**Supplied data**
+---+
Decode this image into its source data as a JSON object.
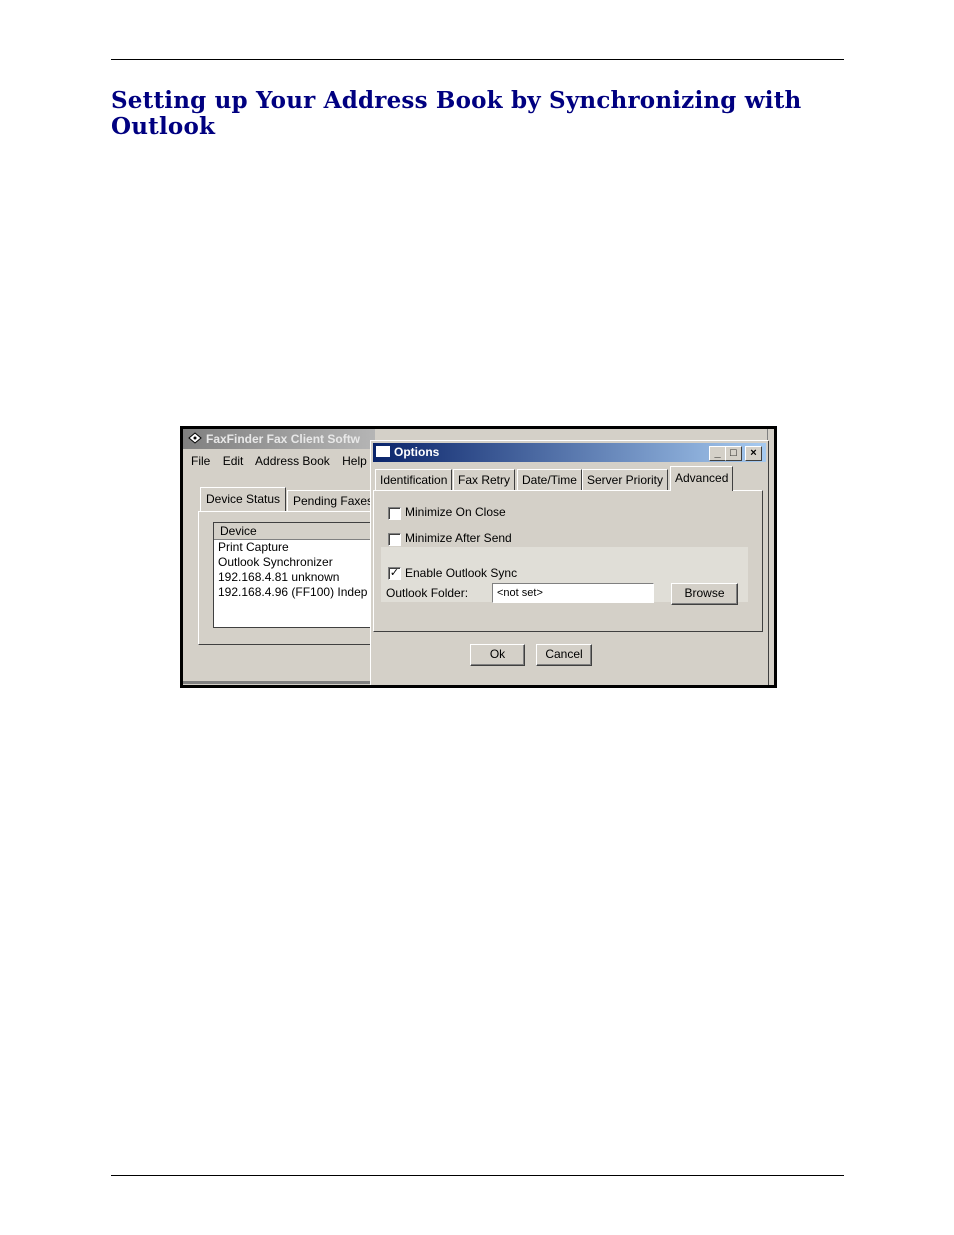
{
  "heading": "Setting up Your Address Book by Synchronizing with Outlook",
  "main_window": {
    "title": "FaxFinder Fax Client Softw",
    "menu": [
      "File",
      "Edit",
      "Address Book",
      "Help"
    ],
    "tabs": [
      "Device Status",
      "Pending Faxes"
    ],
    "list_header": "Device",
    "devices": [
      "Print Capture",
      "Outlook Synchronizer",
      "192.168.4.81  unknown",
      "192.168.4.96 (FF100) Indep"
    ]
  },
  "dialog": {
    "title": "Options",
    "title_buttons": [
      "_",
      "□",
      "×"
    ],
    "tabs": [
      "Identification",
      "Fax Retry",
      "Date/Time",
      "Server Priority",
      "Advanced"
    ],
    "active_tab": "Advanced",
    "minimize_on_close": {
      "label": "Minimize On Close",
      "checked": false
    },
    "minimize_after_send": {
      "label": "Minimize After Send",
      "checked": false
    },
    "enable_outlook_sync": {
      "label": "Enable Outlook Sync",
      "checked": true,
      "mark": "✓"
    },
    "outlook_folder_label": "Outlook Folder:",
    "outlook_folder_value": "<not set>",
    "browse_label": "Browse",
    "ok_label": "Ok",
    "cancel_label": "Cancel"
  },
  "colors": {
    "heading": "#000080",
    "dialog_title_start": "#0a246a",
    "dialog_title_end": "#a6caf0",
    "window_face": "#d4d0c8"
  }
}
+---+
Output the records above exactly; leave out the pictures.

Decode this image into its source data as a JSON object.
{
  "heading": "Setting up Your Address Book by Synchronizing with Outlook",
  "main_window": {
    "title": "FaxFinder Fax Client Softw",
    "menu": [
      "File",
      "Edit",
      "Address Book",
      "Help"
    ],
    "tabs": [
      "Device Status",
      "Pending Faxes"
    ],
    "list_header": "Device",
    "devices": [
      "Print Capture",
      "Outlook Synchronizer",
      "192.168.4.81  unknown",
      "192.168.4.96 (FF100) Indep"
    ]
  },
  "dialog": {
    "title": "Options",
    "title_buttons": [
      "_",
      "□",
      "×"
    ],
    "tabs": [
      "Identification",
      "Fax Retry",
      "Date/Time",
      "Server Priority",
      "Advanced"
    ],
    "active_tab": "Advanced",
    "minimize_on_close": {
      "label": "Minimize On Close",
      "checked": false
    },
    "minimize_after_send": {
      "label": "Minimize After Send",
      "checked": false
    },
    "enable_outlook_sync": {
      "label": "Enable Outlook Sync",
      "checked": true,
      "mark": "✓"
    },
    "outlook_folder_label": "Outlook Folder:",
    "outlook_folder_value": "<not set>",
    "browse_label": "Browse",
    "ok_label": "Ok",
    "cancel_label": "Cancel"
  },
  "colors": {
    "heading": "#000080",
    "dialog_title_start": "#0a246a",
    "dialog_title_end": "#a6caf0",
    "window_face": "#d4d0c8"
  }
}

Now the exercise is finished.